>> BEGIN EXCERPTED PASSAGE

Tips For Public Speaking | Few experiences can paralyze an otherwise knowledgeable, confident and composed individual quite like the proposition of public speaking. You would never know it from watching them onstage, but some of the world’s most sought-after lecturers would rather be just about anywhere doing anything other than addressing hundreds or even thousands of anonymous strangers at once. It takes a life-changing commitment to a process of facing fears and insecurities through methodical cycles of trial and error for an avowed introvert to build an entire self-styled personal brand around captivating one crowd after another.

As fortune would have it, there’s absolutely nothing influential motivational teachers such as Robert Kiyosaki, Simon Sinek, Byron Katie, the late Stephen Covey and even Tony Robbins have overcome or mastered along those lines during their formative talks that you or anyone else can’t.

”What Am I Thinking?”

No, seriously. You won’t build a lasting following structuring your talks based on what you expect your audience to do for you. People gravitate toward a “giver,” someone with a provocative message that inspires them to engage with social media posts, buy books, and attend workshops. As Kid Rock once said, “If it looks good, you’ll see it. If it sounds good, you’ll hear it. it’s marketed right, you’ll buy it. If it’s real, you’ll feel it.” Ask not what your audience can do for you. Ask yourself, how can I teach and inspire my audience?

What Goes Into Your Talk Before Hitting The Stage?

You wouldn’t even consider building a house without a thoroughly detailed, polished blueprint reviewed several times over. Treat your talk with the same respect as you flesh it out.

Organize

No matter the topic, you can’t go wrong starting by breaking your presentation down into your grabber, middle and summary segments. Your grabber should open with a thought-provoking quote from one of your topic’s foremost experts, some jarringly impactful statistic, or preferably a personal story that demonstrates your personal investment in the subject at hand. The central body will lay out what you want your audience to walk away thinking about. Finally, your summary should call the audience to actions and forward thinking rooted in the very same impassioned convictions that originally compelled you to the stage.

Rehearse

Every word should pour out of you as naturally as breathing by the time you take the stage. Leave nothing to chance. Rehearsing your talk repeatedly in front of a mirror will give you a glimpse at your presentation through your audience’s eyes while committing each phrase, pause, and breath to memory. Running through your speech with friends ready and willing to offer their direct feedback will both acclimate you to live spectators and subject you to helpful third-party critiques that might sand down a few rough edges that might have otherwise slipped through cleaning. In both environments, time your talk repeatedly to establish a natural rhythm and record each run-through for later review.

>> END EXCERPTED PASSAGE
>> BEGIN DATASET ROWS

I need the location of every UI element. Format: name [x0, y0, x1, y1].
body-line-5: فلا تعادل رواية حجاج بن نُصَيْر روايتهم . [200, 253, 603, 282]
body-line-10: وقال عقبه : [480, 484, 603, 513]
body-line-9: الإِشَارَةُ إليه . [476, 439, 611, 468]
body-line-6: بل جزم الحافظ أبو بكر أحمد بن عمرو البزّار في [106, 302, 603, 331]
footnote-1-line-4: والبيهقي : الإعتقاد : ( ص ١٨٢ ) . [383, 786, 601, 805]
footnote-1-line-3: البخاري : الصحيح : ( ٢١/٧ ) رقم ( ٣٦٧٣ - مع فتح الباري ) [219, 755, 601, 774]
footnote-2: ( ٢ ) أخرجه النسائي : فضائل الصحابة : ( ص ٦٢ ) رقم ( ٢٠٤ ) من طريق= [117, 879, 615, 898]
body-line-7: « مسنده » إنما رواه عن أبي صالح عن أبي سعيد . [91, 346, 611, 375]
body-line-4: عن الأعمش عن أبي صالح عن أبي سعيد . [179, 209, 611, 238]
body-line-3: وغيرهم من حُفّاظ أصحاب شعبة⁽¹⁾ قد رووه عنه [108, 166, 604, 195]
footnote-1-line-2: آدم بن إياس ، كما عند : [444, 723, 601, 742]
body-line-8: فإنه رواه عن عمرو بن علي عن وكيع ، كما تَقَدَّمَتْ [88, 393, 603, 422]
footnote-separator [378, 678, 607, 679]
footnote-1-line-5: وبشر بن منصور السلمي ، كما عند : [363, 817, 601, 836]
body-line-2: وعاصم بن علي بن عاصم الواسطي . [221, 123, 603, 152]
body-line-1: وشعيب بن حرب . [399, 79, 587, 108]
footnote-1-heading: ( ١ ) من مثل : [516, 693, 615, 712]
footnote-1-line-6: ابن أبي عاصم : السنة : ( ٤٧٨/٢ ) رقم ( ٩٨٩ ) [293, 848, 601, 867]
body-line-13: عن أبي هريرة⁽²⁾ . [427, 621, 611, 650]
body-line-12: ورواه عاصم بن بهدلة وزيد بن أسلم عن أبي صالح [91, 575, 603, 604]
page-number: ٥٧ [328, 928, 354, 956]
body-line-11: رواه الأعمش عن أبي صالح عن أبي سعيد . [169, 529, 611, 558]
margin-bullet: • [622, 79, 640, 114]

>> END DATASET ROWS

• _REQUIRED ACTIONS_
a) Retype the public speaking article word for word, from "As fortune would" up to and including "inspire my audience?".
b) Into which three segments does the public speaking article suggest breaking a presentation down?

• _SOLVED PROBLEMS_
a)
As fortune would have it, there’s absolutely nothing influential motivational teachers such as Robert Kiyosaki, Simon Sinek, Byron Katie, the late Stephen Covey and even Tony Robbins have overcome or mastered along those lines during their formative talks that you or anyone else can’t.

”What Am I Thinking?”

No, seriously. You won’t build a lasting following structuring your talks based on what you expect your audience to do for you. People gravitate toward a “giver,” someone with a provocative message that inspires them to engage with social media posts, buy books, and attend workshops. As Kid Rock once said, “If it looks good, you’ll see it. If it sounds good, you’ll hear it. it’s marketed right, you’ll buy it. If it’s real, you’ll feel it.” Ask not what your audience can do for you. Ask yourself, how can I teach and inspire my audience?

b) Grabber, middle and summary segments.